Exactly as written, print out each entry in the data, with no pictures.

Excerpts from a figure dataset
%%

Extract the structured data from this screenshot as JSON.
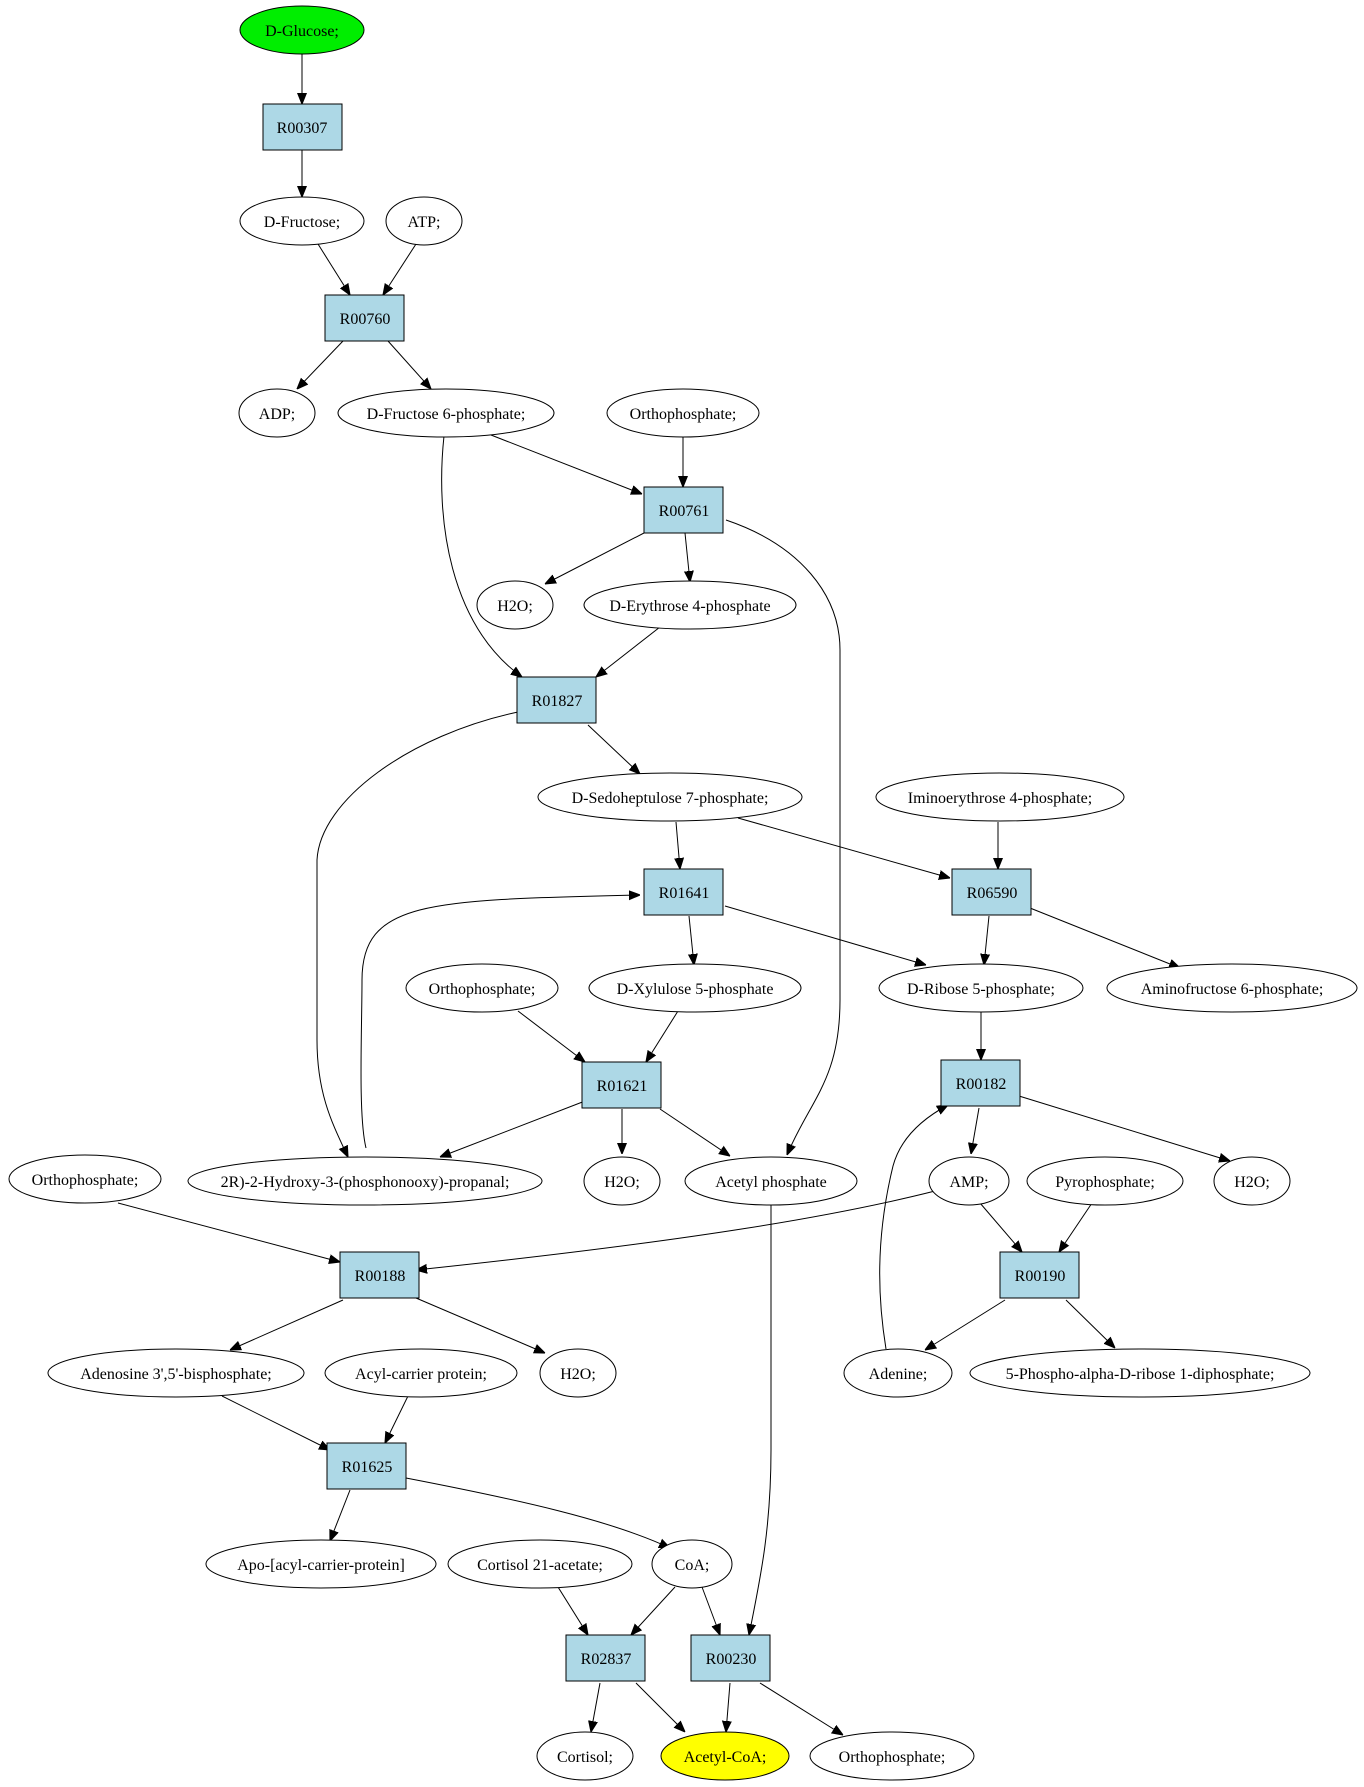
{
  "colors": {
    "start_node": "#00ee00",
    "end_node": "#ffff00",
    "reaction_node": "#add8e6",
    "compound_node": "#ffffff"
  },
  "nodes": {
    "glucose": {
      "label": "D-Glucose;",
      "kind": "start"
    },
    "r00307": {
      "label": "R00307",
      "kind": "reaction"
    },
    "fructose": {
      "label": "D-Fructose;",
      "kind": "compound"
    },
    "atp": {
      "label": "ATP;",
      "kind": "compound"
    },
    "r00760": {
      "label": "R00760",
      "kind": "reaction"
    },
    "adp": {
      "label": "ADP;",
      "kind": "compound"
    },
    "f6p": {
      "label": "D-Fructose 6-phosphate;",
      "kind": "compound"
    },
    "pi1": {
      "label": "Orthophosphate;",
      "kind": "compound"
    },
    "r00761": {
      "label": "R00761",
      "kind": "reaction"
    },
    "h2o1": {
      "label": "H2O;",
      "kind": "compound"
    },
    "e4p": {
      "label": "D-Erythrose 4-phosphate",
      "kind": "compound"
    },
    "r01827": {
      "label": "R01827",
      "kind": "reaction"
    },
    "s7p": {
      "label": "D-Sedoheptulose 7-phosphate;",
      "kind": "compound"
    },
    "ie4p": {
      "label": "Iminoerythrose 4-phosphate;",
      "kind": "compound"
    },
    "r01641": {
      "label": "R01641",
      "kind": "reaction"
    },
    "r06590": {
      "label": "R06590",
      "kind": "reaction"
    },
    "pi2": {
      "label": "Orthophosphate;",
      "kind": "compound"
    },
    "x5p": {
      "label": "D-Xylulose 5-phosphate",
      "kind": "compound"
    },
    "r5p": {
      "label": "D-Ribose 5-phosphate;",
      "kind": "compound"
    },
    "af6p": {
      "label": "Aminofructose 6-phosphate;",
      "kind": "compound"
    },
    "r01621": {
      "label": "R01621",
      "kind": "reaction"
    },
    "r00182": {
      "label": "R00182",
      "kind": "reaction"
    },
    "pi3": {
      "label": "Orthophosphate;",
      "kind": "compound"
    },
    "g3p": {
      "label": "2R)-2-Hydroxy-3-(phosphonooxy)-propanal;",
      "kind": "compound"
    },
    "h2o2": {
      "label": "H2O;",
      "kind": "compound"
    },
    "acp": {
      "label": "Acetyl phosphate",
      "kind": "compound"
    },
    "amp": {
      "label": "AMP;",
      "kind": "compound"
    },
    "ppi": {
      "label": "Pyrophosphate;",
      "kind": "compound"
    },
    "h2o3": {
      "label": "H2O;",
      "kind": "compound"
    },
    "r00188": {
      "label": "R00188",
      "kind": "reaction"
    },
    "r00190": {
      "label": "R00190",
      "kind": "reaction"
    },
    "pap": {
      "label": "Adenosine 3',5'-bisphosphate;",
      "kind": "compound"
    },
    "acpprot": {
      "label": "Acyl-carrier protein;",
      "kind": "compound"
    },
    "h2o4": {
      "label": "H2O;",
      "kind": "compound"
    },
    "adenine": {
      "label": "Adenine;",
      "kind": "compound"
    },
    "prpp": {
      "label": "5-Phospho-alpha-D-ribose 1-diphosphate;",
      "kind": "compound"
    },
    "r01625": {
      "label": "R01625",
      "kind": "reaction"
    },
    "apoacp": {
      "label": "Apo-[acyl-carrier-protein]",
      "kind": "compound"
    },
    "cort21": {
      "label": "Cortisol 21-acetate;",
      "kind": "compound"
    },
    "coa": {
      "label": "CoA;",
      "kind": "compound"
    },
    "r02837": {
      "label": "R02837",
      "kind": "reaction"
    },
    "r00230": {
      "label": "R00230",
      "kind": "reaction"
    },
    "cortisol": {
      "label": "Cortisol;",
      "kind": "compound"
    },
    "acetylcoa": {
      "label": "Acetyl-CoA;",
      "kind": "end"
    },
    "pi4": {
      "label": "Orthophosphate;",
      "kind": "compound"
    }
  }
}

%%

**ANSWER**
Extract the structured data from this screenshot as JSON.
{
  "colors": {
    "start_node": "#00ee00",
    "end_node": "#ffff00",
    "reaction_node": "#add8e6",
    "compound_node": "#ffffff"
  },
  "nodes": {
    "glucose": {
      "label": "D-Glucose;",
      "kind": "start"
    },
    "r00307": {
      "label": "R00307",
      "kind": "reaction"
    },
    "fructose": {
      "label": "D-Fructose;",
      "kind": "compound"
    },
    "atp": {
      "label": "ATP;",
      "kind": "compound"
    },
    "r00760": {
      "label": "R00760",
      "kind": "reaction"
    },
    "adp": {
      "label": "ADP;",
      "kind": "compound"
    },
    "f6p": {
      "label": "D-Fructose 6-phosphate;",
      "kind": "compound"
    },
    "pi1": {
      "label": "Orthophosphate;",
      "kind": "compound"
    },
    "r00761": {
      "label": "R00761",
      "kind": "reaction"
    },
    "h2o1": {
      "label": "H2O;",
      "kind": "compound"
    },
    "e4p": {
      "label": "D-Erythrose 4-phosphate",
      "kind": "compound"
    },
    "r01827": {
      "label": "R01827",
      "kind": "reaction"
    },
    "s7p": {
      "label": "D-Sedoheptulose 7-phosphate;",
      "kind": "compound"
    },
    "ie4p": {
      "label": "Iminoerythrose 4-phosphate;",
      "kind": "compound"
    },
    "r01641": {
      "label": "R01641",
      "kind": "reaction"
    },
    "r06590": {
      "label": "R06590",
      "kind": "reaction"
    },
    "pi2": {
      "label": "Orthophosphate;",
      "kind": "compound"
    },
    "x5p": {
      "label": "D-Xylulose 5-phosphate",
      "kind": "compound"
    },
    "r5p": {
      "label": "D-Ribose 5-phosphate;",
      "kind": "compound"
    },
    "af6p": {
      "label": "Aminofructose 6-phosphate;",
      "kind": "compound"
    },
    "r01621": {
      "label": "R01621",
      "kind": "reaction"
    },
    "r00182": {
      "label": "R00182",
      "kind": "reaction"
    },
    "pi3": {
      "label": "Orthophosphate;",
      "kind": "compound"
    },
    "g3p": {
      "label": "2R)-2-Hydroxy-3-(phosphonooxy)-propanal;",
      "kind": "compound"
    },
    "h2o2": {
      "label": "H2O;",
      "kind": "compound"
    },
    "acp": {
      "label": "Acetyl phosphate",
      "kind": "compound"
    },
    "amp": {
      "label": "AMP;",
      "kind": "compound"
    },
    "ppi": {
      "label": "Pyrophosphate;",
      "kind": "compound"
    },
    "h2o3": {
      "label": "H2O;",
      "kind": "compound"
    },
    "r00188": {
      "label": "R00188",
      "kind": "reaction"
    },
    "r00190": {
      "label": "R00190",
      "kind": "reaction"
    },
    "pap": {
      "label": "Adenosine 3',5'-bisphosphate;",
      "kind": "compound"
    },
    "acpprot": {
      "label": "Acyl-carrier protein;",
      "kind": "compound"
    },
    "h2o4": {
      "label": "H2O;",
      "kind": "compound"
    },
    "adenine": {
      "label": "Adenine;",
      "kind": "compound"
    },
    "prpp": {
      "label": "5-Phospho-alpha-D-ribose 1-diphosphate;",
      "kind": "compound"
    },
    "r01625": {
      "label": "R01625",
      "kind": "reaction"
    },
    "apoacp": {
      "label": "Apo-[acyl-carrier-protein]",
      "kind": "compound"
    },
    "cort21": {
      "label": "Cortisol 21-acetate;",
      "kind": "compound"
    },
    "coa": {
      "label": "CoA;",
      "kind": "compound"
    },
    "r02837": {
      "label": "R02837",
      "kind": "reaction"
    },
    "r00230": {
      "label": "R00230",
      "kind": "reaction"
    },
    "cortisol": {
      "label": "Cortisol;",
      "kind": "compound"
    },
    "acetylcoa": {
      "label": "Acetyl-CoA;",
      "kind": "end"
    },
    "pi4": {
      "label": "Orthophosphate;",
      "kind": "compound"
    }
  }
}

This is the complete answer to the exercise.